_Your task_. Go through the entries below and collect each line with the string "JSON" in it.

>> BEGIN Input for this task

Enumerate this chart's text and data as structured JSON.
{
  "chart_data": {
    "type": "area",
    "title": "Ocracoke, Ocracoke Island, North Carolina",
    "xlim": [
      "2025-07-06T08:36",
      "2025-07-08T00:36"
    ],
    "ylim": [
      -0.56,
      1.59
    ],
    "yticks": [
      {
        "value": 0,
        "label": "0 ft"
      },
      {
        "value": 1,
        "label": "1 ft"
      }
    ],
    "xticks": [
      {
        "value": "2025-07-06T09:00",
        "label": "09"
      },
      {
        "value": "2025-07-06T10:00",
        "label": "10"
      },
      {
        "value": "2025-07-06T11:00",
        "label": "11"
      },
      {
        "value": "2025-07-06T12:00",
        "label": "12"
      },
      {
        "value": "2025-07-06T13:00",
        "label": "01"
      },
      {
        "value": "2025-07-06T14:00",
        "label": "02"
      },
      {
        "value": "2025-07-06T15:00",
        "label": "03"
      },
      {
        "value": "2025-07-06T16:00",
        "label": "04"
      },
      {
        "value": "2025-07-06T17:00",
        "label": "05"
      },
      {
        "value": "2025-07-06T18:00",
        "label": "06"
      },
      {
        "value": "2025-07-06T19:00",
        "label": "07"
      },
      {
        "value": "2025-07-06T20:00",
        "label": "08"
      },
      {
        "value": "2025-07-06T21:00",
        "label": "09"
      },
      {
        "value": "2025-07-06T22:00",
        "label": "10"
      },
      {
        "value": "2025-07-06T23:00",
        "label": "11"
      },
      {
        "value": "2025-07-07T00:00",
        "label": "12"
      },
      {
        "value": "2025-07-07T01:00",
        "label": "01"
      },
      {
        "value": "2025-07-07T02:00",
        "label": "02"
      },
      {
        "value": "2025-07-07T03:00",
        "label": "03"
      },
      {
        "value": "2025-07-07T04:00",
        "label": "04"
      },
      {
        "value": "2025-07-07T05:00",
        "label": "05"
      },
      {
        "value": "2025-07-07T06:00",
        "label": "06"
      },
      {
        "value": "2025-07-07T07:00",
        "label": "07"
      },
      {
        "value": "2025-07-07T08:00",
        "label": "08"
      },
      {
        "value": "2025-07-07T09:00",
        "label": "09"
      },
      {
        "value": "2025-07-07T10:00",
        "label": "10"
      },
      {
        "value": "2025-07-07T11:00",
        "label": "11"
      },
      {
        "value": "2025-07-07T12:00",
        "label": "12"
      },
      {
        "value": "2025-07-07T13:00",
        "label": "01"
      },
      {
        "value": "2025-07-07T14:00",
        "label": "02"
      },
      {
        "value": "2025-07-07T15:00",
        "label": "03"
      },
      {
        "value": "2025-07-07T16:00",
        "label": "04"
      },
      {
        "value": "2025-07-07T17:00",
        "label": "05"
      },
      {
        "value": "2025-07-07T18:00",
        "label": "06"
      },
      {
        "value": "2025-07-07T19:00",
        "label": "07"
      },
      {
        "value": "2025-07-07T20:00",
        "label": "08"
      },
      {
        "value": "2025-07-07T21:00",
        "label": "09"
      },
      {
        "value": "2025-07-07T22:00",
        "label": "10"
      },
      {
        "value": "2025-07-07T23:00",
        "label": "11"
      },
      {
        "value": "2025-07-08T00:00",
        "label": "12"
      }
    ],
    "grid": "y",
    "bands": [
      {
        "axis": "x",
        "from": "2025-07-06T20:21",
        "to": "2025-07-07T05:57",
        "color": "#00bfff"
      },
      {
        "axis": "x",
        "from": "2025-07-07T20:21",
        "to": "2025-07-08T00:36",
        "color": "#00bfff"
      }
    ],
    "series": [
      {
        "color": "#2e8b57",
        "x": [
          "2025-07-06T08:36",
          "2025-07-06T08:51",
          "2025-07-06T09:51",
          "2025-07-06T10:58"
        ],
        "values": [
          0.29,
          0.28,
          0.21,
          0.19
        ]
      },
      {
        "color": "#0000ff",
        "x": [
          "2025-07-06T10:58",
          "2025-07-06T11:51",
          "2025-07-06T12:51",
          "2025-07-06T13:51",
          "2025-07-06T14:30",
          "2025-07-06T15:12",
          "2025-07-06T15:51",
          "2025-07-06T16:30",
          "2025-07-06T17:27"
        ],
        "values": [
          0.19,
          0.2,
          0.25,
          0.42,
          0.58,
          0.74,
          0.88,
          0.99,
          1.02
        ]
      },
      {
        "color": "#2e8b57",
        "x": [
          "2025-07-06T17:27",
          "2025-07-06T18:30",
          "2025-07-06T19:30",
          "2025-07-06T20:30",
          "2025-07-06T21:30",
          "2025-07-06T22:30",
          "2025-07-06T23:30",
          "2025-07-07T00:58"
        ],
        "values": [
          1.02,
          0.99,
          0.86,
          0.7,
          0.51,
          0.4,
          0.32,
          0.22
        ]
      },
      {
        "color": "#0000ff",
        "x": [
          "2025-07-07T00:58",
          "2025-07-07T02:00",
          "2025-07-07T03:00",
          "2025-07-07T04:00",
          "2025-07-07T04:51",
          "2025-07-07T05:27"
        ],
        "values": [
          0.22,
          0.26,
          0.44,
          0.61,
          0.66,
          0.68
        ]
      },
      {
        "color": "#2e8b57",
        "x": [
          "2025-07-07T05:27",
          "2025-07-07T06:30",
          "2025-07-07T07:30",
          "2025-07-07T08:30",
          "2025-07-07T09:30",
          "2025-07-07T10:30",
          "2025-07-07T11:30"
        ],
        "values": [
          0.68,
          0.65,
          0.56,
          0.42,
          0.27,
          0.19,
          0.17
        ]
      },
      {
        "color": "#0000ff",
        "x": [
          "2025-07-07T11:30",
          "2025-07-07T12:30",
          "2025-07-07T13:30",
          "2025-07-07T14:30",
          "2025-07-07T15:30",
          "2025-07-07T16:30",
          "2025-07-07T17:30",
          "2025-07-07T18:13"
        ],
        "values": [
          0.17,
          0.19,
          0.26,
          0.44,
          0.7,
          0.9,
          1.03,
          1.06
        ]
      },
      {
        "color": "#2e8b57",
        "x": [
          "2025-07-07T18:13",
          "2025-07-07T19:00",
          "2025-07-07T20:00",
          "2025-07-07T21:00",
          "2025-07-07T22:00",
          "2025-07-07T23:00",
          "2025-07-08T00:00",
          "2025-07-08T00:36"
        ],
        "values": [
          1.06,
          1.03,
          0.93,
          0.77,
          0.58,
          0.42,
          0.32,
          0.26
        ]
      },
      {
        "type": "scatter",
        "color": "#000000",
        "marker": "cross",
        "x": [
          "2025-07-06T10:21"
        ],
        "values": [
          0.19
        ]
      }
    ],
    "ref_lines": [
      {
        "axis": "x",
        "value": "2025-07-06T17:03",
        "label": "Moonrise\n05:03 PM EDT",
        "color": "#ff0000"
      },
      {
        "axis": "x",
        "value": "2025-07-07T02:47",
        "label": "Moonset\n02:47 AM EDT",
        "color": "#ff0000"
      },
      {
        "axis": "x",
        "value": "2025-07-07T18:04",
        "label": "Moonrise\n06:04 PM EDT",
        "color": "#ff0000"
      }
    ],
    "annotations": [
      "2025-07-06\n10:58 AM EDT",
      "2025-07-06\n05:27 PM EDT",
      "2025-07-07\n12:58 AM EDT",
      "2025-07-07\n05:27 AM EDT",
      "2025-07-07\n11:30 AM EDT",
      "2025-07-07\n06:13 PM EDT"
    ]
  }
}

>> END Input for this task
>> BEGIN Input for this task

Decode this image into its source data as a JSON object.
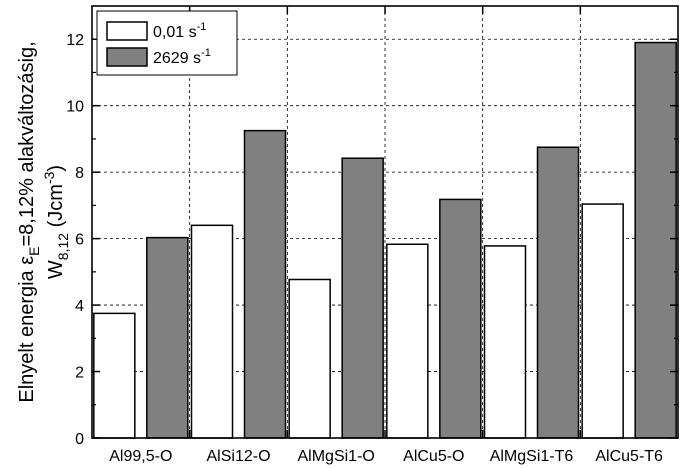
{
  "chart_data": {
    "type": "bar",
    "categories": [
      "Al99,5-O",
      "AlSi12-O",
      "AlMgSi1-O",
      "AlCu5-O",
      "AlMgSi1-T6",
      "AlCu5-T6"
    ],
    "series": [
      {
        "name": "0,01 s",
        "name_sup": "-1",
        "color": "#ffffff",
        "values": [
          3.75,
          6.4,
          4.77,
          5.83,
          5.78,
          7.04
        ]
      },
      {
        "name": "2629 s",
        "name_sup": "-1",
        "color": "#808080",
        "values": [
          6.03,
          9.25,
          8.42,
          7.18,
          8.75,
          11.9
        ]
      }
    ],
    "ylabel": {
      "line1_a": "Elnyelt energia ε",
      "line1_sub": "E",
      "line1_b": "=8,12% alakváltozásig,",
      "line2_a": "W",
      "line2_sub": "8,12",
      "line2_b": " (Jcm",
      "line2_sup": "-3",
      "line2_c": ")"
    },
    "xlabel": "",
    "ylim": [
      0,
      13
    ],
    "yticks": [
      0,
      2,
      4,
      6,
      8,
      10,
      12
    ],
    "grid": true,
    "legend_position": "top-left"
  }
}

>> END Input for this task

_Correct answer_.
Enumerate this chart's text and data as structured JSON.
Decode this image into its source data as a JSON object.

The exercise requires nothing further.